What you should do
Copy out every record below with complete accuracy.

# # # # #

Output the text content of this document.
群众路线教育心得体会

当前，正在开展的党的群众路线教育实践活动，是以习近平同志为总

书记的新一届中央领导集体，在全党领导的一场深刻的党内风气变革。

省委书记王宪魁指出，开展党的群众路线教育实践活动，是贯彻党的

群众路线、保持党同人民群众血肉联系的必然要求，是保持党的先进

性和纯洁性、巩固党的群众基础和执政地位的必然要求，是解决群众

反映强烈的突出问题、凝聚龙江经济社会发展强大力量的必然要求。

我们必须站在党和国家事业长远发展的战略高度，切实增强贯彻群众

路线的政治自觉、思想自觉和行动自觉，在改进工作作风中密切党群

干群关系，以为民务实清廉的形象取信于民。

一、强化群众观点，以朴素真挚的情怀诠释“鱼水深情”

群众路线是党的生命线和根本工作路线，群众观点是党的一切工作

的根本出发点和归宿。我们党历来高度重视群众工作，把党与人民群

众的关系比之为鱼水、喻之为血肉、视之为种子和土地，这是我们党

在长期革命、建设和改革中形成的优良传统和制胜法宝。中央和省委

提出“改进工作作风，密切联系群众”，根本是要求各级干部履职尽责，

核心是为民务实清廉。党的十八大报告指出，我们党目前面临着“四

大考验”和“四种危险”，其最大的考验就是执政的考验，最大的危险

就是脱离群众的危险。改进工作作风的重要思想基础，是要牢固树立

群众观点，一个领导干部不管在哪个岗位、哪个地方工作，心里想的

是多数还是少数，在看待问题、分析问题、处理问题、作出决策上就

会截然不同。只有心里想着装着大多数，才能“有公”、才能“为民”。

# # # # #

Final result
Output the text content of this document.
群众路线教育心得体会

当前，正在开展的党的群众路线教育实践活动，是以习近平同志为总

书记的新一届中央领导集体，在全党领导的一场深刻的党内风气变革。

省委书记王宪魁指出，开展党的群众路线教育实践活动，是贯彻党的

群众路线、保持党同人民群众血肉联系的必然要求，是保持党的先进

性和纯洁性、巩固党的群众基础和执政地位的必然要求，是解决群众

反映强烈的突出问题、凝聚龙江经济社会发展强大力量的必然要求。

我们必须站在党和国家事业长远发展的战略高度，切实增强贯彻群众

路线的政治自觉、思想自觉和行动自觉，在改进工作作风中密切党群

干群关系，以为民务实清廉的形象取信于民。

一、强化群众观点，以朴素真挚的情怀诠释“鱼水深情”

群众路线是党的生命线和根本工作路线，群众观点是党的一切工作

的根本出发点和归宿。我们党历来高度重视群众工作，把党与人民群

众的关系比之为鱼水、喻之为血肉、视之为种子和土地，这是我们党

在长期革命、建设和改革中形成的优良传统和制胜法宝。中央和省委

提出“改进工作作风，密切联系群众”，根本是要求各级干部履职尽责，

核心是为民务实清廉。党的十八大报告指出，我们党目前面临着“四

大考验”和“四种危险”，其最大的考验就是执政的考验，最大的危险

就是脱离群众的危险。改进工作作风的重要思想基础，是要牢固树立

群众观点，一个领导干部不管在哪个岗位、哪个地方工作，心里想的

是多数还是少数，在看待问题、分析问题、处理问题、作出决策上就

会截然不同。只有心里想着装着大多数，才能“有公”、才能“为民”。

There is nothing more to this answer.